◆ What the exercise asks: Leave out the pictures and repeat the rest of the material exactly.
▬▬▬▬▬▬▬▬▬▬
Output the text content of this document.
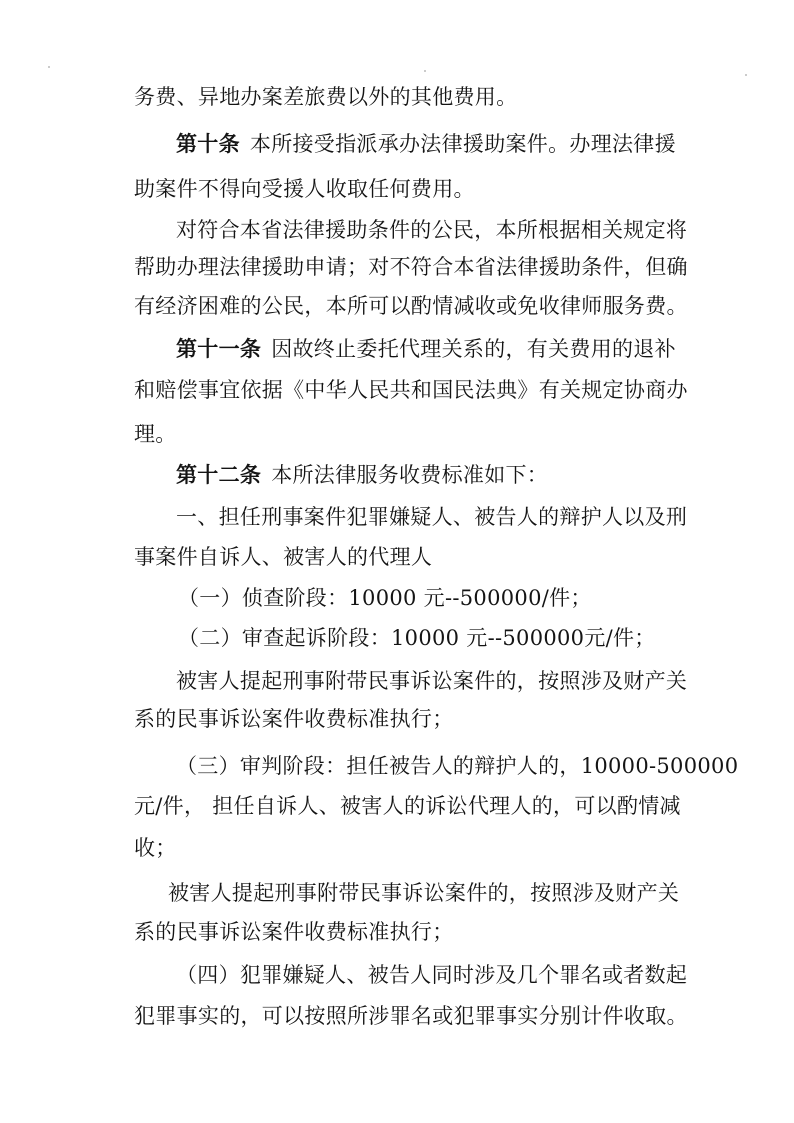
务费、异地办案差旅费以外的其他费用。
第十条 本所接受指派承办法律援助案件。办理法律援
助案件不得向受援人收取任何费用。
对符合本省法律援助条件的公民，本所根据相关规定将
帮助办理法律援助申请；对不符合本省法律援助条件，但确
有经济困难的公民，本所可以酌情减收或免收律师服务费。
第十一条 因故终止委托代理关系的，有关费用的退补
和赔偿事宜依据《中华人民共和国民法典》有关规定协商办
理。
第十二条 本所法律服务收费标准如下：
一、担任刑事案件犯罪嫌疑人、被告人的辩护人以及刑
事案件自诉人、被害人的代理人
（一）侦查阶段：10000 元--500000/件；
（二）审查起诉阶段：10000 元--500000元/件；
被害人提起刑事附带民事诉讼案件的，按照涉及财产关
系的民事诉讼案件收费标准执行；
（三）审判阶段：担任被告人的辩护人的，10000-500000
元/件， 担任自诉人、被害人的诉讼代理人的，可以酌情减
收；
被害人提起刑事附带民事诉讼案件的，按照涉及财产关
系的民事诉讼案件收费标准执行；
（四）犯罪嫌疑人、被告人同时涉及几个罪名或者数起
犯罪事实的，可以按照所涉罪名或犯罪事实分别计件收取。
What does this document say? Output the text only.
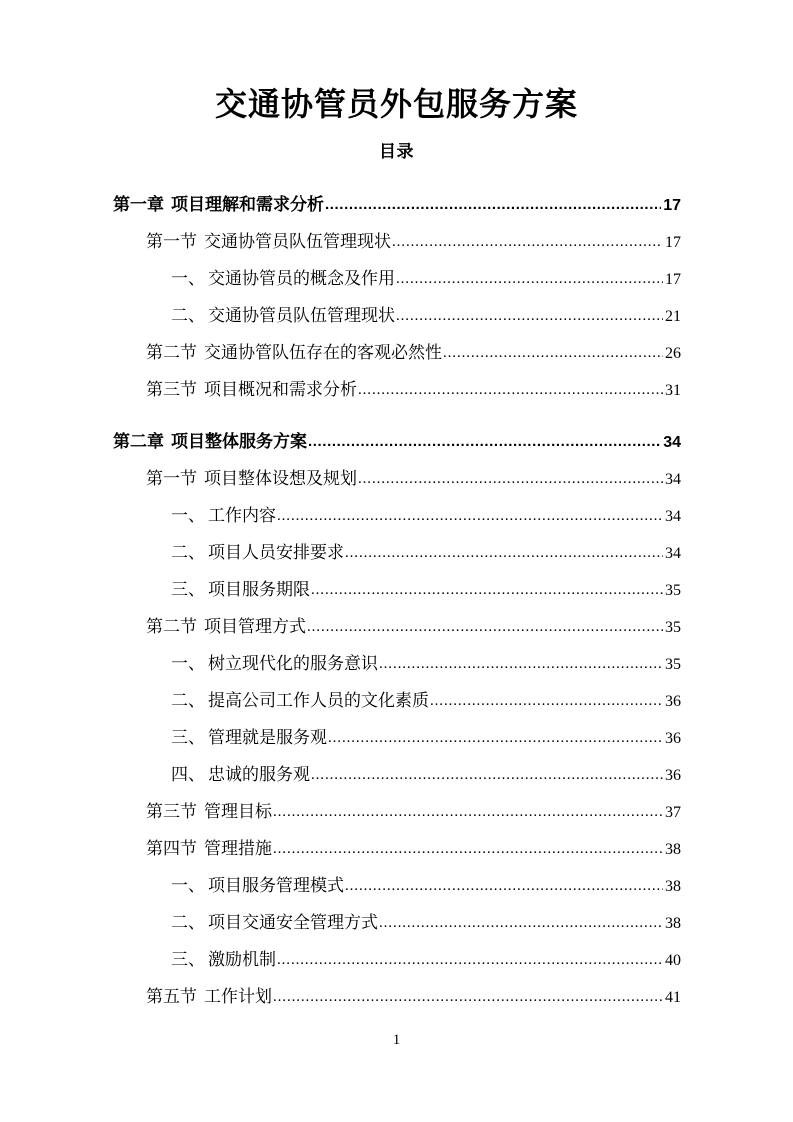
交通协管员外包服务方案
目录
第一章 项目理解和需求分析 .....	17
第一节 交通协管员队伍管理现状 .....	17
一、 交通协管员的概念及作用 .....	17
二、 交通协管员队伍管理现状 .....	21
第二节 交通协管队伍存在的客观必然性 .....	26
第三节 项目概况和需求分析 .....	31
第二章 项目整体服务方案 .....	34
第一节 项目整体设想及规划 .....	34
一、 工作内容 .....	34
二、 项目人员安排要求 .....	34
三、 项目服务期限 .....	35
第二节 项目管理方式 .....	35
一、 树立现代化的服务意识 .....	35
二、 提高公司工作人员的文化素质 .....	36
三、 管理就是服务观 .....	36
四、 忠诚的服务观 .....	36
第三节 管理目标 .....	37
第四节 管理措施 .....	38
一、 项目服务管理模式 .....	38
二、 项目交通安全管理方式 .....	38
三、 激励机制 .....	40
第五节 工作计划 .....	41
1
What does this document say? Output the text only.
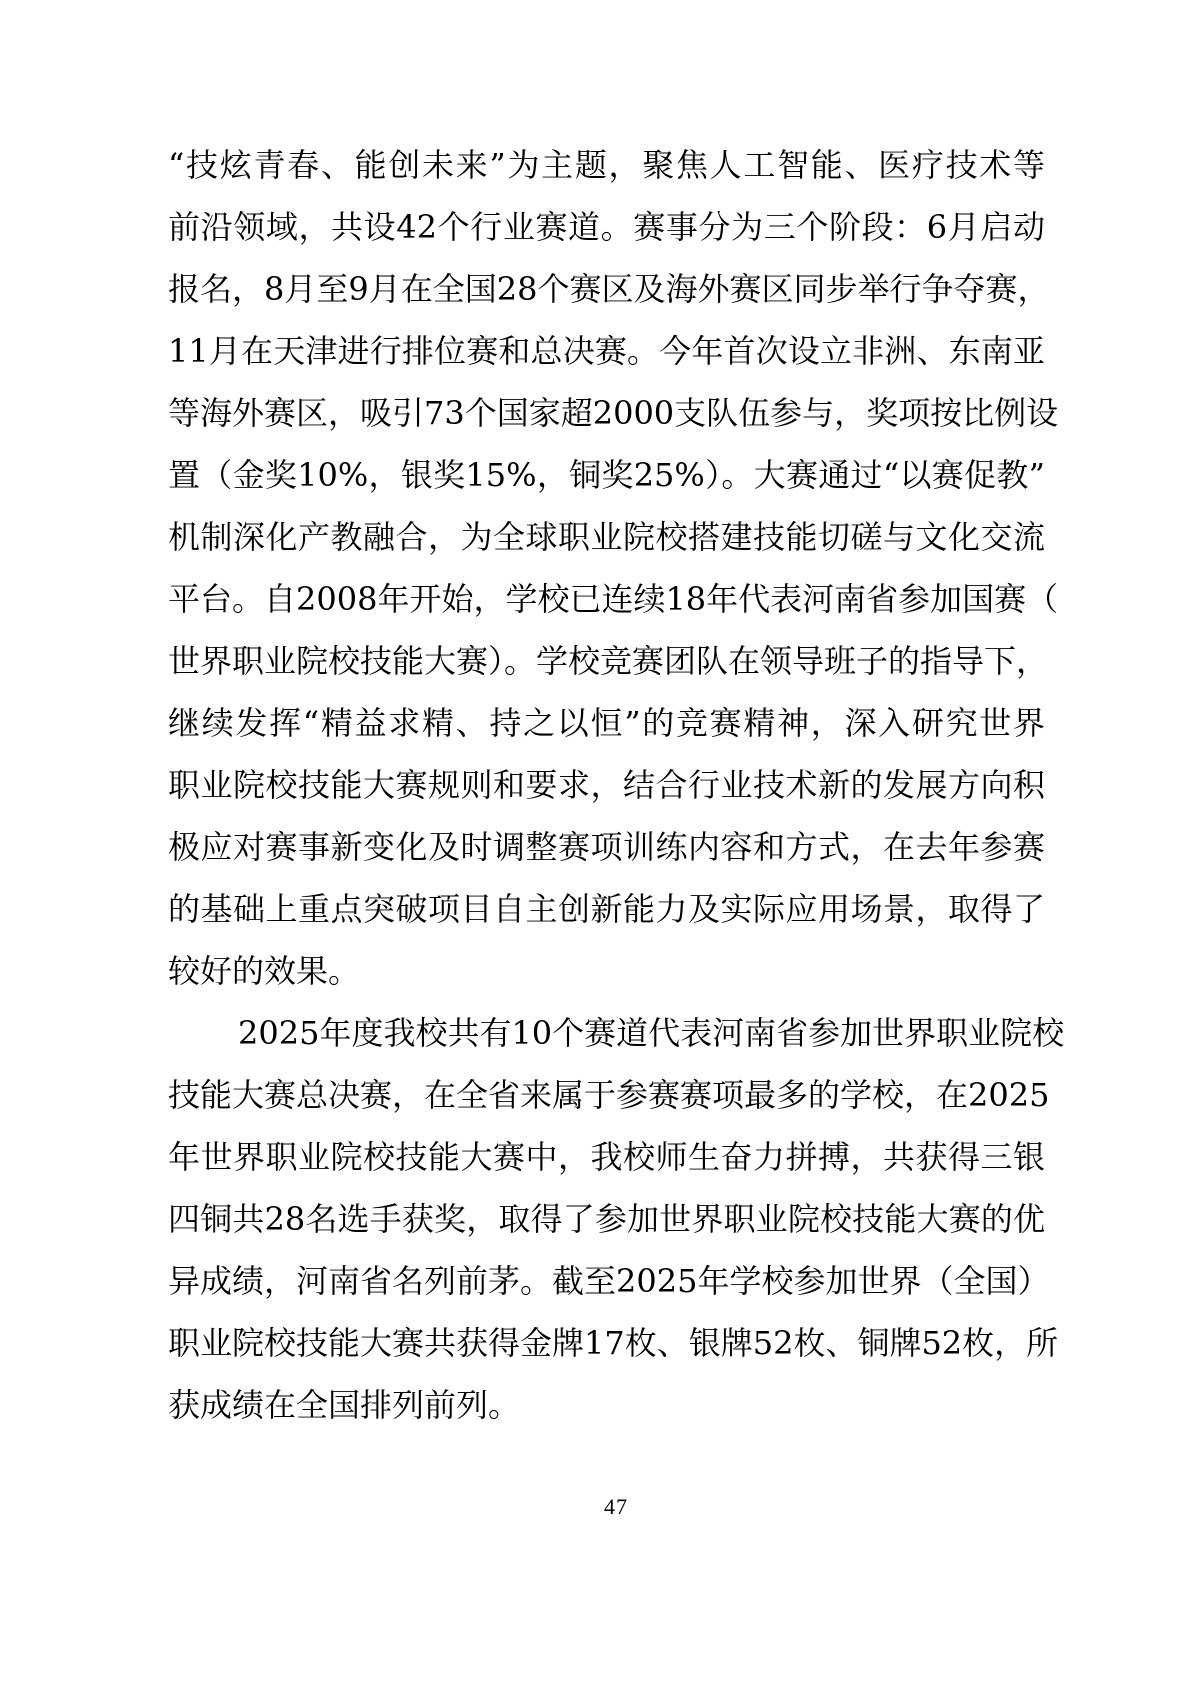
“技炫青春、能创未来”为主题，聚焦人工智能、医疗技术等
前沿领域，共设42个行业赛道。赛事分为三个阶段：6月启动
报名，8月至9月在全国28个赛区及海外赛区同步举行争夺赛，
11月在天津进行排位赛和总决赛。今年首次设立非洲、东南亚
等海外赛区，吸引73个国家超2000支队伍参与，奖项按比例设
置（金奖10%，银奖15%，铜奖25%）。大赛通过“以赛促教”
机制深化产教融合，为全球职业院校搭建技能切磋与文化交流
平台。自2008年开始，学校已连续18年代表河南省参加国赛（
世界职业院校技能大赛）。学校竞赛团队在领导班子的指导下，
继续发挥“精益求精、持之以恒”的竞赛精神，深入研究世界
职业院校技能大赛规则和要求，结合行业技术新的发展方向积
极应对赛事新变化及时调整赛项训练内容和方式，在去年参赛
的基础上重点突破项目自主创新能力及实际应用场景，取得了
较好的效果。
2025年度我校共有10个赛道代表河南省参加世界职业院校
技能大赛总决赛，在全省来属于参赛赛项最多的学校，在2025
年世界职业院校技能大赛中，我校师生奋力拼搏，共获得三银
四铜共28名选手获奖，取得了参加世界职业院校技能大赛的优
异成绩，河南省名列前茅。截至2025年学校参加世界（全国）
职业院校技能大赛共获得金牌17枚、银牌52枚、铜牌52枚，所
获成绩在全国排列前列。
47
▬▬▬▬▬▬▬▬▬▬
◆ Reply:
Output the text content of this document.
务费、异地办案差旅费以外的其他费用。
第十条 本所接受指派承办法律援助案件。办理法律援
助案件不得向受援人收取任何费用。
对符合本省法律援助条件的公民，本所根据相关规定将
帮助办理法律援助申请；对不符合本省法律援助条件，但确
有经济困难的公民，本所可以酌情减收或免收律师服务费。
第十一条 因故终止委托代理关系的，有关费用的退补
和赔偿事宜依据《中华人民共和国民法典》有关规定协商办
理。
第十二条 本所法律服务收费标准如下：
一、担任刑事案件犯罪嫌疑人、被告人的辩护人以及刑
事案件自诉人、被害人的代理人
（一）侦查阶段：10000 元--500000/件；
（二）审查起诉阶段：10000 元--500000元/件；
被害人提起刑事附带民事诉讼案件的，按照涉及财产关
系的民事诉讼案件收费标准执行；
（三）审判阶段：担任被告人的辩护人的，10000-500000
元/件， 担任自诉人、被害人的诉讼代理人的，可以酌情减
收；
被害人提起刑事附带民事诉讼案件的，按照涉及财产关
系的民事诉讼案件收费标准执行；
（四）犯罪嫌疑人、被告人同时涉及几个罪名或者数起
犯罪事实的，可以按照所涉罪名或犯罪事实分别计件收取。
What does this document say? Output the text only.
交通协管员外包服务方案
目录
第一章 项目理解和需求分析 .....	17
第一节 交通协管员队伍管理现状 .....	17
一、 交通协管员的概念及作用 .....	17
二、 交通协管员队伍管理现状 .....	21
第二节 交通协管队伍存在的客观必然性 .....	26
第三节 项目概况和需求分析 .....	31
第二章 项目整体服务方案 .....	34
第一节 项目整体设想及规划 .....	34
一、 工作内容 .....	34
二、 项目人员安排要求 .....	34
三、 项目服务期限 .....	35
第二节 项目管理方式 .....	35
一、 树立现代化的服务意识 .....	35
二、 提高公司工作人员的文化素质 .....	36
三、 管理就是服务观 .....	36
四、 忠诚的服务观 .....	36
第三节 管理目标 .....	37
第四节 管理措施 .....	38
一、 项目服务管理模式 .....	38
二、 项目交通安全管理方式 .....	38
三、 激励机制 .....	40
第五节 工作计划 .....	41
1
What does this document say? Output the text only.
“技炫青春、能创未来”为主题，聚焦人工智能、医疗技术等
前沿领域，共设42个行业赛道。赛事分为三个阶段：6月启动
报名，8月至9月在全国28个赛区及海外赛区同步举行争夺赛，
11月在天津进行排位赛和总决赛。今年首次设立非洲、东南亚
等海外赛区，吸引73个国家超2000支队伍参与，奖项按比例设
置（金奖10%，银奖15%，铜奖25%）。大赛通过“以赛促教”
机制深化产教融合，为全球职业院校搭建技能切磋与文化交流
平台。自2008年开始，学校已连续18年代表河南省参加国赛（
世界职业院校技能大赛）。学校竞赛团队在领导班子的指导下，
继续发挥“精益求精、持之以恒”的竞赛精神，深入研究世界
职业院校技能大赛规则和要求，结合行业技术新的发展方向积
极应对赛事新变化及时调整赛项训练内容和方式，在去年参赛
的基础上重点突破项目自主创新能力及实际应用场景，取得了
较好的效果。
2025年度我校共有10个赛道代表河南省参加世界职业院校
技能大赛总决赛，在全省来属于参赛赛项最多的学校，在2025
年世界职业院校技能大赛中，我校师生奋力拼搏，共获得三银
四铜共28名选手获奖，取得了参加世界职业院校技能大赛的优
异成绩，河南省名列前茅。截至2025年学校参加世界（全国）
职业院校技能大赛共获得金牌17枚、银牌52枚、铜牌52枚，所
获成绩在全国排列前列。
47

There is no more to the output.